** START OF ROWS **

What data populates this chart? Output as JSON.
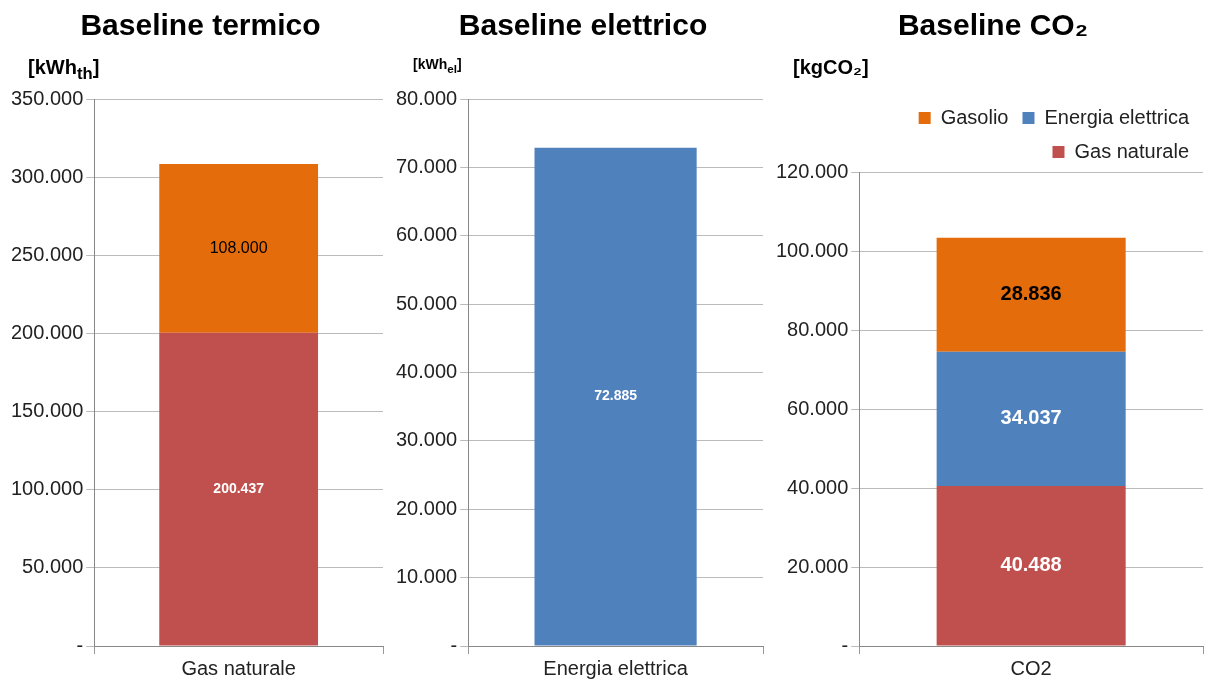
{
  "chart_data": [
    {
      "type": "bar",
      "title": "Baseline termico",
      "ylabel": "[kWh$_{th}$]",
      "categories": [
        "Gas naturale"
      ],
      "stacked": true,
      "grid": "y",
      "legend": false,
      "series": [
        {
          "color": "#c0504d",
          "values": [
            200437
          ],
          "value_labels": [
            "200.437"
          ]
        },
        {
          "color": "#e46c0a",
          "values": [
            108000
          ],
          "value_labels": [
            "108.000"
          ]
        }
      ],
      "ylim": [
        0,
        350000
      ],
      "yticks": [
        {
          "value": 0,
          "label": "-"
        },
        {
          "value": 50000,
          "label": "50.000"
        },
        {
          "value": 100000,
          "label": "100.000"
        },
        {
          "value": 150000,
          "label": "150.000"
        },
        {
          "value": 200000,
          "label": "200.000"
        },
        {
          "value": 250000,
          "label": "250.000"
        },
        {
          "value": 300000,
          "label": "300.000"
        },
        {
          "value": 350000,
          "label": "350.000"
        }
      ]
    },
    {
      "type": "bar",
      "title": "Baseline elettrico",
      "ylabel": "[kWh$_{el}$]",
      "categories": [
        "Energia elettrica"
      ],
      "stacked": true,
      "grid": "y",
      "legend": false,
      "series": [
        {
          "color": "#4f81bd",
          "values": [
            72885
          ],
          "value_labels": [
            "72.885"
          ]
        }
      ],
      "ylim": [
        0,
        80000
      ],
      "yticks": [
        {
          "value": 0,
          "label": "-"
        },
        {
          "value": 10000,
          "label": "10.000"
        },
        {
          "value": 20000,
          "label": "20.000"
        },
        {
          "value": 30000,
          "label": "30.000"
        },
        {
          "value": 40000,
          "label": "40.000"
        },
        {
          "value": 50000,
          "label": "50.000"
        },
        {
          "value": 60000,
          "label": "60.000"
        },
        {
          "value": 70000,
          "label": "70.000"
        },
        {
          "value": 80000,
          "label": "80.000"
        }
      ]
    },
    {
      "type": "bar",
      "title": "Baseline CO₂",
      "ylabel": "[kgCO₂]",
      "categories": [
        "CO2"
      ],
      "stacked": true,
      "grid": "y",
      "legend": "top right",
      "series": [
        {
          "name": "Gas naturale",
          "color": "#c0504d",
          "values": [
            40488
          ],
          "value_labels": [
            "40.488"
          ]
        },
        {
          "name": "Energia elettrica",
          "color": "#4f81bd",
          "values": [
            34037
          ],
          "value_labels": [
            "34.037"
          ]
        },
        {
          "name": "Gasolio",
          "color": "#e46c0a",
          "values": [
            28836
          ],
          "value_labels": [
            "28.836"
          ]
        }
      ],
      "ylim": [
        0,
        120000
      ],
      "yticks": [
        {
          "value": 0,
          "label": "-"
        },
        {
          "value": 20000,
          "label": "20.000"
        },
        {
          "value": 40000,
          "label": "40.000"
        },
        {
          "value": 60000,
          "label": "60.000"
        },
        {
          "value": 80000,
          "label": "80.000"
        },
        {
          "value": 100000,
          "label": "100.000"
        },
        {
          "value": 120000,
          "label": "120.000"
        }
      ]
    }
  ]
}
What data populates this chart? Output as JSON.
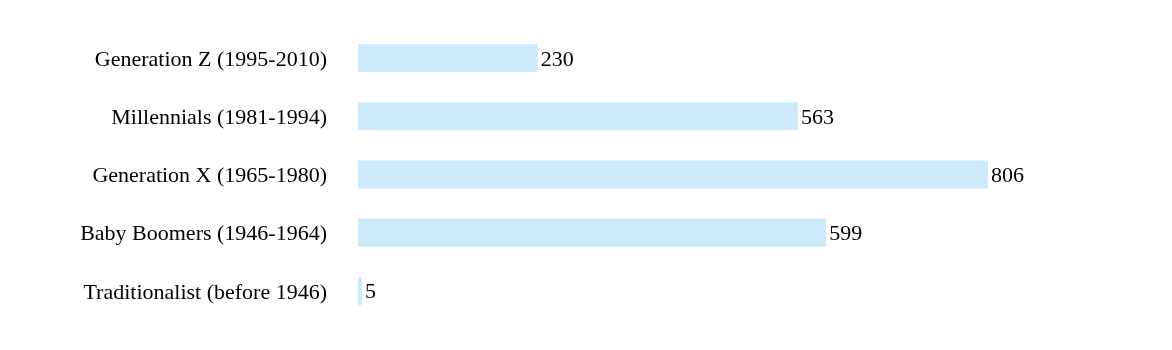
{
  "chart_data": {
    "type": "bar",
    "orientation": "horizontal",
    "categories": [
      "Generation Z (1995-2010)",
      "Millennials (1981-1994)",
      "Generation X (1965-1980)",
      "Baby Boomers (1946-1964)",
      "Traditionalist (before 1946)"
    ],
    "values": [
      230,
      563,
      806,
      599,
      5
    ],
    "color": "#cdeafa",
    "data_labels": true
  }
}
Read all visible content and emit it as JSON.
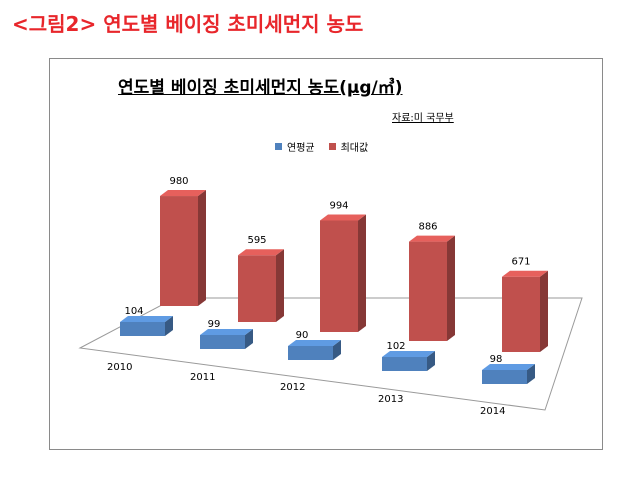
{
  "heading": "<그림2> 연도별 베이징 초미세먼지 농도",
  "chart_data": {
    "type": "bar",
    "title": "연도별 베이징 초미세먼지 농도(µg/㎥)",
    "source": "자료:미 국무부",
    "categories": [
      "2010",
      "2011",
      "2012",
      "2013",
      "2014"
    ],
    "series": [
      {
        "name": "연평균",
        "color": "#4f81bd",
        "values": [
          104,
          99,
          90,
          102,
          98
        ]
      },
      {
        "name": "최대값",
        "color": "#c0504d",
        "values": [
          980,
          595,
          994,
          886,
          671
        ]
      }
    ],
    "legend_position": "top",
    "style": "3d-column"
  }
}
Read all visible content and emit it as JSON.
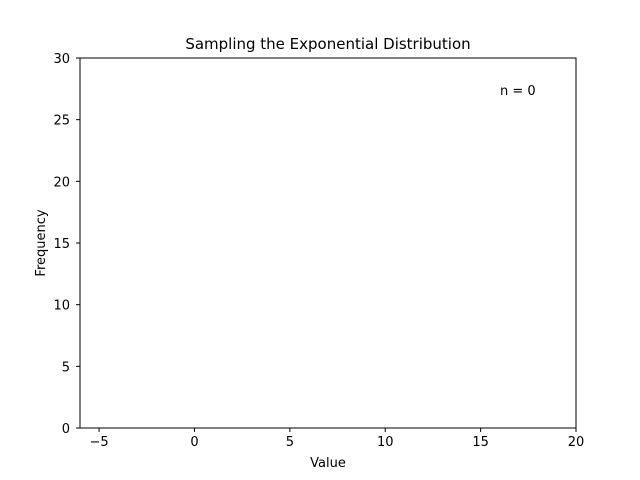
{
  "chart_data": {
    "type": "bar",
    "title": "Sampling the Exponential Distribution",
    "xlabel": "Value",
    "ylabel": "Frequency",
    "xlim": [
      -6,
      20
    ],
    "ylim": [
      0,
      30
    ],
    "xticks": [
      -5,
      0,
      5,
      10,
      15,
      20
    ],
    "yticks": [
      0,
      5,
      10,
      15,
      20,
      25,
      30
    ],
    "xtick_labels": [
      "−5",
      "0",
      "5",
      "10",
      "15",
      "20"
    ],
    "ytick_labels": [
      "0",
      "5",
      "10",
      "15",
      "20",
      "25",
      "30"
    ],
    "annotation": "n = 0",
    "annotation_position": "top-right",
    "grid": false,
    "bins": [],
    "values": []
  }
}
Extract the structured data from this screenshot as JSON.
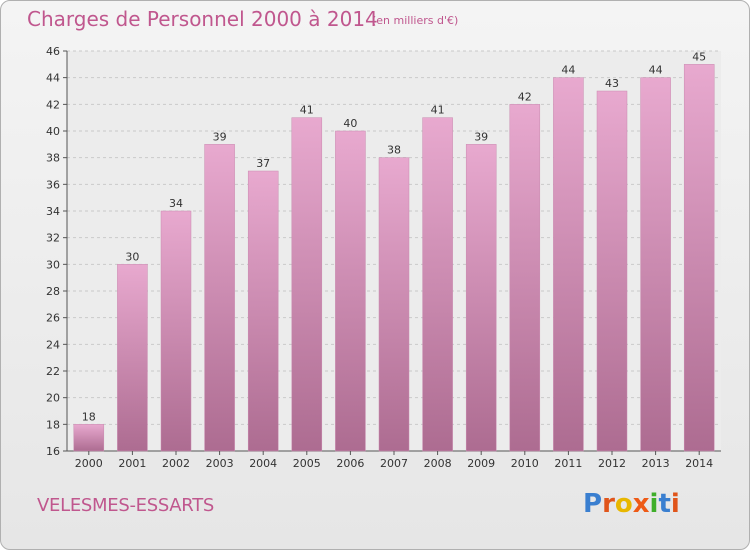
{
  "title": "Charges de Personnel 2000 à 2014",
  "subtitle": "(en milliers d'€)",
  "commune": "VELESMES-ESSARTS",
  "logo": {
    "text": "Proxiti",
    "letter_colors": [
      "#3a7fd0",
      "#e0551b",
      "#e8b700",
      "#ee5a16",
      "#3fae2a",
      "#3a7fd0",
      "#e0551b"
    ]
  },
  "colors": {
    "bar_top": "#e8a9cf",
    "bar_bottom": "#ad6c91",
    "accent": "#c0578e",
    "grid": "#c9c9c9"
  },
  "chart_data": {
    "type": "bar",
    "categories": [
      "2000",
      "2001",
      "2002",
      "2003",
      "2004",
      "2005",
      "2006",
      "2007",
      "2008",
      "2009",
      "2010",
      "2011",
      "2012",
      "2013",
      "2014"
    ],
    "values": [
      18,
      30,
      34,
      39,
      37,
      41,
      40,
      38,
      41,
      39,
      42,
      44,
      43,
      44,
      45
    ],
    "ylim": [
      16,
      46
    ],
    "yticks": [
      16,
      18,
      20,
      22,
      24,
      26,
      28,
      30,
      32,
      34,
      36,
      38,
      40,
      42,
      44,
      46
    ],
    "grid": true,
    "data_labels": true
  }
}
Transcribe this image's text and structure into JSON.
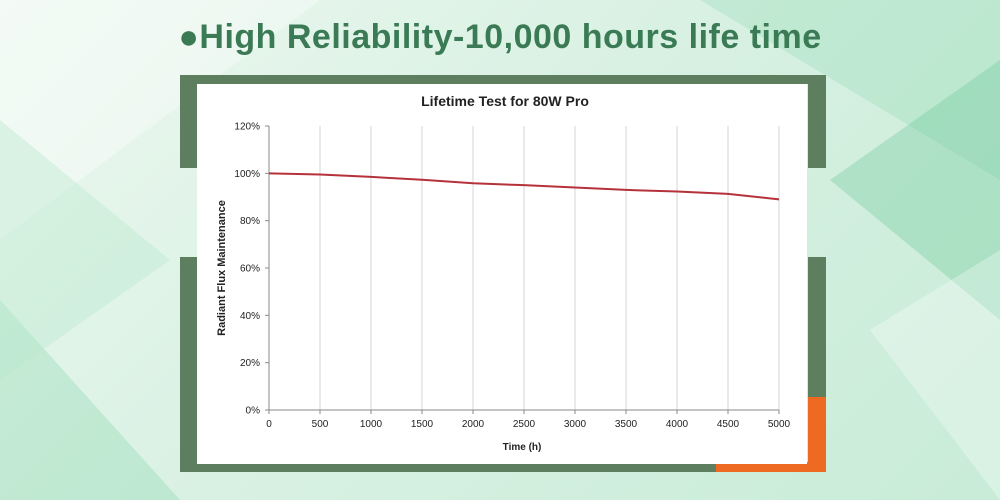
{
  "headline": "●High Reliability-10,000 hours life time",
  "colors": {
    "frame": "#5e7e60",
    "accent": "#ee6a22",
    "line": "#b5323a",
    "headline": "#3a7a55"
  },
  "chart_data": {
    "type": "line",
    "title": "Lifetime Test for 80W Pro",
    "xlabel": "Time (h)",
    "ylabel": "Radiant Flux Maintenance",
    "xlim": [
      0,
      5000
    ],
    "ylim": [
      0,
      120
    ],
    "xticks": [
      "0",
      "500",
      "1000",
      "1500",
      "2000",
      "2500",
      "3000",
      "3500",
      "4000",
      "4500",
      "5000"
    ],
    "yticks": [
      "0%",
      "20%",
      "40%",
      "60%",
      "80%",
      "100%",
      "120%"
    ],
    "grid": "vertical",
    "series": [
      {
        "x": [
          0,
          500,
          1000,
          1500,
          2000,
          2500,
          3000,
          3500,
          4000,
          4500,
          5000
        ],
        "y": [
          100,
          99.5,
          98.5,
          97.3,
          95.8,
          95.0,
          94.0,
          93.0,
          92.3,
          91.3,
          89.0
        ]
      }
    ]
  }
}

** END OF ROWS **

■ PROBLEM DESCRIPTION:
Omit every picture, and otherwise quote the entries exactly.

■ OUTPUT FOR THIS TASK:
What data populates this chart? Output as JSON.
{
  "chart_data": [
    {
      "type": "bar",
      "title": "Baseline termico",
      "ylabel": "[kWh$_{th}$]",
      "categories": [
        "Gas naturale"
      ],
      "stacked": true,
      "grid": "y",
      "legend": false,
      "series": [
        {
          "color": "#c0504d",
          "values": [
            200437
          ],
          "value_labels": [
            "200.437"
          ]
        },
        {
          "color": "#e46c0a",
          "values": [
            108000
          ],
          "value_labels": [
            "108.000"
          ]
        }
      ],
      "ylim": [
        0,
        350000
      ],
      "yticks": [
        {
          "value": 0,
          "label": "-"
        },
        {
          "value": 50000,
          "label": "50.000"
        },
        {
          "value": 100000,
          "label": "100.000"
        },
        {
          "value": 150000,
          "label": "150.000"
        },
        {
          "value": 200000,
          "label": "200.000"
        },
        {
          "value": 250000,
          "label": "250.000"
        },
        {
          "value": 300000,
          "label": "300.000"
        },
        {
          "value": 350000,
          "label": "350.000"
        }
      ]
    },
    {
      "type": "bar",
      "title": "Baseline elettrico",
      "ylabel": "[kWh$_{el}$]",
      "categories": [
        "Energia elettrica"
      ],
      "stacked": true,
      "grid": "y",
      "legend": false,
      "series": [
        {
          "color": "#4f81bd",
          "values": [
            72885
          ],
          "value_labels": [
            "72.885"
          ]
        }
      ],
      "ylim": [
        0,
        80000
      ],
      "yticks": [
        {
          "value": 0,
          "label": "-"
        },
        {
          "value": 10000,
          "label": "10.000"
        },
        {
          "value": 20000,
          "label": "20.000"
        },
        {
          "value": 30000,
          "label": "30.000"
        },
        {
          "value": 40000,
          "label": "40.000"
        },
        {
          "value": 50000,
          "label": "50.000"
        },
        {
          "value": 60000,
          "label": "60.000"
        },
        {
          "value": 70000,
          "label": "70.000"
        },
        {
          "value": 80000,
          "label": "80.000"
        }
      ]
    },
    {
      "type": "bar",
      "title": "Baseline CO₂",
      "ylabel": "[kgCO₂]",
      "categories": [
        "CO2"
      ],
      "stacked": true,
      "grid": "y",
      "legend": "top right",
      "series": [
        {
          "name": "Gas naturale",
          "color": "#c0504d",
          "values": [
            40488
          ],
          "value_labels": [
            "40.488"
          ]
        },
        {
          "name": "Energia elettrica",
          "color": "#4f81bd",
          "values": [
            34037
          ],
          "value_labels": [
            "34.037"
          ]
        },
        {
          "name": "Gasolio",
          "color": "#e46c0a",
          "values": [
            28836
          ],
          "value_labels": [
            "28.836"
          ]
        }
      ],
      "ylim": [
        0,
        120000
      ],
      "yticks": [
        {
          "value": 0,
          "label": "-"
        },
        {
          "value": 20000,
          "label": "20.000"
        },
        {
          "value": 40000,
          "label": "40.000"
        },
        {
          "value": 60000,
          "label": "60.000"
        },
        {
          "value": 80000,
          "label": "80.000"
        },
        {
          "value": 100000,
          "label": "100.000"
        },
        {
          "value": 120000,
          "label": "120.000"
        }
      ]
    }
  ]
}
What data populates this chart? Output as JSON.
{
  "chart_data": {
    "type": "bar",
    "orientation": "horizontal",
    "categories": [
      "Generation Z (1995-2010)",
      "Millennials (1981-1994)",
      "Generation X (1965-1980)",
      "Baby Boomers (1946-1964)",
      "Traditionalist (before 1946)"
    ],
    "values": [
      230,
      563,
      806,
      599,
      5
    ],
    "color": "#cdeafa",
    "data_labels": true
  }
}
Read all visible content and emit it as JSON.
{
  "heading": "<그림2> 연도별 베이징 초미세먼지 농도",
  "chart_data": {
    "type": "bar",
    "title": "연도별 베이징 초미세먼지 농도(µg/㎥)",
    "source": "자료:미 국무부",
    "categories": [
      "2010",
      "2011",
      "2012",
      "2013",
      "2014"
    ],
    "series": [
      {
        "name": "연평균",
        "color": "#4f81bd",
        "values": [
          104,
          99,
          90,
          102,
          98
        ]
      },
      {
        "name": "최대값",
        "color": "#c0504d",
        "values": [
          980,
          595,
          994,
          886,
          671
        ]
      }
    ],
    "legend_position": "top",
    "style": "3d-column"
  }
}
Read all visible content and emit it as JSON.
{
  "chart_data": {
    "type": "bar",
    "title": "Sampling the Exponential Distribution",
    "xlabel": "Value",
    "ylabel": "Frequency",
    "xlim": [
      -6,
      20
    ],
    "ylim": [
      0,
      30
    ],
    "xticks": [
      -5,
      0,
      5,
      10,
      15,
      20
    ],
    "yticks": [
      0,
      5,
      10,
      15,
      20,
      25,
      30
    ],
    "xtick_labels": [
      "−5",
      "0",
      "5",
      "10",
      "15",
      "20"
    ],
    "ytick_labels": [
      "0",
      "5",
      "10",
      "15",
      "20",
      "25",
      "30"
    ],
    "annotation": "n = 0",
    "annotation_position": "top-right",
    "grid": false,
    "bins": [],
    "values": []
  }
}
Extract the structured data from this screenshot as JSON.
{
  "title": "Charges de Personnel 2000 à 2014",
  "subtitle": "(en milliers d'€)",
  "commune": "VELESMES-ESSARTS",
  "logo": {
    "text": "Proxiti",
    "letter_colors": [
      "#3a7fd0",
      "#e0551b",
      "#e8b700",
      "#ee5a16",
      "#3fae2a",
      "#3a7fd0",
      "#e0551b"
    ]
  },
  "colors": {
    "bar_top": "#e8a9cf",
    "bar_bottom": "#ad6c91",
    "accent": "#c0578e",
    "grid": "#c9c9c9"
  },
  "chart_data": {
    "type": "bar",
    "categories": [
      "2000",
      "2001",
      "2002",
      "2003",
      "2004",
      "2005",
      "2006",
      "2007",
      "2008",
      "2009",
      "2010",
      "2011",
      "2012",
      "2013",
      "2014"
    ],
    "values": [
      18,
      30,
      34,
      39,
      37,
      41,
      40,
      38,
      41,
      39,
      42,
      44,
      43,
      44,
      45
    ],
    "ylim": [
      16,
      46
    ],
    "yticks": [
      16,
      18,
      20,
      22,
      24,
      26,
      28,
      30,
      32,
      34,
      36,
      38,
      40,
      42,
      44,
      46
    ],
    "grid": true,
    "data_labels": true
  }
}
Transcribe this image's text and structure into JSON.
{
  "headline": "●High Reliability-10,000 hours life time",
  "colors": {
    "frame": "#5e7e60",
    "accent": "#ee6a22",
    "line": "#b5323a",
    "headline": "#3a7a55"
  },
  "chart_data": {
    "type": "line",
    "title": "Lifetime Test for 80W Pro",
    "xlabel": "Time (h)",
    "ylabel": "Radiant Flux Maintenance",
    "xlim": [
      0,
      5000
    ],
    "ylim": [
      0,
      120
    ],
    "xticks": [
      "0",
      "500",
      "1000",
      "1500",
      "2000",
      "2500",
      "3000",
      "3500",
      "4000",
      "4500",
      "5000"
    ],
    "yticks": [
      "0%",
      "20%",
      "40%",
      "60%",
      "80%",
      "100%",
      "120%"
    ],
    "grid": "vertical",
    "series": [
      {
        "x": [
          0,
          500,
          1000,
          1500,
          2000,
          2500,
          3000,
          3500,
          4000,
          4500,
          5000
        ],
        "y": [
          100,
          99.5,
          98.5,
          97.3,
          95.8,
          95.0,
          94.0,
          93.0,
          92.3,
          91.3,
          89.0
        ]
      }
    ]
  }
}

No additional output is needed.